Task directions:
Print the records below exactly as they appear.
--------------------------------
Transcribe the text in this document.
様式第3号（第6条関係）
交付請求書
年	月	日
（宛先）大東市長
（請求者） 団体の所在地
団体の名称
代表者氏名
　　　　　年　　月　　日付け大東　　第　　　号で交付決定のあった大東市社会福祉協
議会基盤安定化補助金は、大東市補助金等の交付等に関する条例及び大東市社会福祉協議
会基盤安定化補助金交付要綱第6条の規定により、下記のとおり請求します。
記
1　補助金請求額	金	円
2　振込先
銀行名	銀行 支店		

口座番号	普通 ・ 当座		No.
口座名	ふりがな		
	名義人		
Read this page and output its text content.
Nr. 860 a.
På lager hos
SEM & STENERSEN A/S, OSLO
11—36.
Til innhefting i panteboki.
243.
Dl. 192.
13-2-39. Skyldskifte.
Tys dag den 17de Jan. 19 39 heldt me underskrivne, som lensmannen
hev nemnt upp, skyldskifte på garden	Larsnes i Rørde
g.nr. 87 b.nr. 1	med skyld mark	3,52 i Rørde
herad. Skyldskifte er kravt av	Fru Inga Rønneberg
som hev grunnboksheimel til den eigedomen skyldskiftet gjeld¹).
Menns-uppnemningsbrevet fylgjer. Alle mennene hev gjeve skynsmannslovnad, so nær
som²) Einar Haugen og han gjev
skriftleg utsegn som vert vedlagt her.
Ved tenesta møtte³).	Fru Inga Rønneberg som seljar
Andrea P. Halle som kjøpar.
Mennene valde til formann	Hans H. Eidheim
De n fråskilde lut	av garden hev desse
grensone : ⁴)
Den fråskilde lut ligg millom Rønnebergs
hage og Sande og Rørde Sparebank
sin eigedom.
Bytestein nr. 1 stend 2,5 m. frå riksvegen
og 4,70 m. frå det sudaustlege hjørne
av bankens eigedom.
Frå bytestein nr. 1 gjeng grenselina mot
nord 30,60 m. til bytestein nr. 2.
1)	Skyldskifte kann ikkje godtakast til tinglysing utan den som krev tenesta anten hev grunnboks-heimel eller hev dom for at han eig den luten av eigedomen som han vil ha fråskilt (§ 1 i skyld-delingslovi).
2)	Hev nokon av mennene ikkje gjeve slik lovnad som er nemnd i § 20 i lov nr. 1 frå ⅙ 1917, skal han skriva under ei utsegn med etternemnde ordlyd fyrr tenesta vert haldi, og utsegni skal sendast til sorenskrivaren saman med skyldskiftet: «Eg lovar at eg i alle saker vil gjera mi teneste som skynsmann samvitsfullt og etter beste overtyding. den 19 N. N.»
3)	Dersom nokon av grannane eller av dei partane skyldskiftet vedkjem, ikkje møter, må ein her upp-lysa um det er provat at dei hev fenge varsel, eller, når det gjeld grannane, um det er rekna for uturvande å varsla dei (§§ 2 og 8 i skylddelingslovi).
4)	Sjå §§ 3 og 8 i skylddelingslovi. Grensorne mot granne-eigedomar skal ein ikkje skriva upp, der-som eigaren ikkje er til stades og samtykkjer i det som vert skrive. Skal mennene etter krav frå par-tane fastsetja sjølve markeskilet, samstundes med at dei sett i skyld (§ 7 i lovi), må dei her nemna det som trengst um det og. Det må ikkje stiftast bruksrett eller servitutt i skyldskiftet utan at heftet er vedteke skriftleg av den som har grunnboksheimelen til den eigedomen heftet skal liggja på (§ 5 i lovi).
--------------------------------
Full answer:
Transcribe the text in this document.
様式第3号（第6条関係）
交付請求書
年	月	日
（宛先）大東市長
（請求者） 団体の所在地
団体の名称
代表者氏名
　　　　　年　　月　　日付け大東　　第　　　号で交付決定のあった大東市社会福祉協
議会基盤安定化補助金は、大東市補助金等の交付等に関する条例及び大東市社会福祉協議
会基盤安定化補助金交付要綱第6条の規定により、下記のとおり請求します。
記
1　補助金請求額	金	円
2　振込先
銀行名	銀行 支店		

口座番号	普通 ・ 当座		No.
口座名	ふりがな		
	名義人		
Read this page and output its text content.
Nr. 860 a.
På lager hos
SEM & STENERSEN A/S, OSLO
11—36.
Til innhefting i panteboki.
243.
Dl. 192.
13-2-39. Skyldskifte.
Tys dag den 17de Jan. 19 39 heldt me underskrivne, som lensmannen
hev nemnt upp, skyldskifte på garden	Larsnes i Rørde
g.nr. 87 b.nr. 1	med skyld mark	3,52 i Rørde
herad. Skyldskifte er kravt av	Fru Inga Rønneberg
som hev grunnboksheimel til den eigedomen skyldskiftet gjeld¹).
Menns-uppnemningsbrevet fylgjer. Alle mennene hev gjeve skynsmannslovnad, so nær
som²) Einar Haugen og han gjev
skriftleg utsegn som vert vedlagt her.
Ved tenesta møtte³).	Fru Inga Rønneberg som seljar
Andrea P. Halle som kjøpar.
Mennene valde til formann	Hans H. Eidheim
De n fråskilde lut	av garden hev desse
grensone : ⁴)
Den fråskilde lut ligg millom Rønnebergs
hage og Sande og Rørde Sparebank
sin eigedom.
Bytestein nr. 1 stend 2,5 m. frå riksvegen
og 4,70 m. frå det sudaustlege hjørne
av bankens eigedom.
Frå bytestein nr. 1 gjeng grenselina mot
nord 30,60 m. til bytestein nr. 2.
1)	Skyldskifte kann ikkje godtakast til tinglysing utan den som krev tenesta anten hev grunnboks-heimel eller hev dom for at han eig den luten av eigedomen som han vil ha fråskilt (§ 1 i skyld-delingslovi).
2)	Hev nokon av mennene ikkje gjeve slik lovnad som er nemnd i § 20 i lov nr. 1 frå ⅙ 1917, skal han skriva under ei utsegn med etternemnde ordlyd fyrr tenesta vert haldi, og utsegni skal sendast til sorenskrivaren saman med skyldskiftet: «Eg lovar at eg i alle saker vil gjera mi teneste som skynsmann samvitsfullt og etter beste overtyding. den 19 N. N.»
3)	Dersom nokon av grannane eller av dei partane skyldskiftet vedkjem, ikkje møter, må ein her upp-lysa um det er provat at dei hev fenge varsel, eller, når det gjeld grannane, um det er rekna for uturvande å varsla dei (§§ 2 og 8 i skylddelingslovi).
4)	Sjå §§ 3 og 8 i skylddelingslovi. Grensorne mot granne-eigedomar skal ein ikkje skriva upp, der-som eigaren ikkje er til stades og samtykkjer i det som vert skrive. Skal mennene etter krav frå par-tane fastsetja sjølve markeskilet, samstundes med at dei sett i skyld (§ 7 i lovi), må dei her nemna det som trengst um det og. Det må ikkje stiftast bruksrett eller servitutt i skyldskiftet utan at heftet er vedteke skriftleg av den som har grunnboksheimelen til den eigedomen heftet skal liggja på (§ 5 i lovi).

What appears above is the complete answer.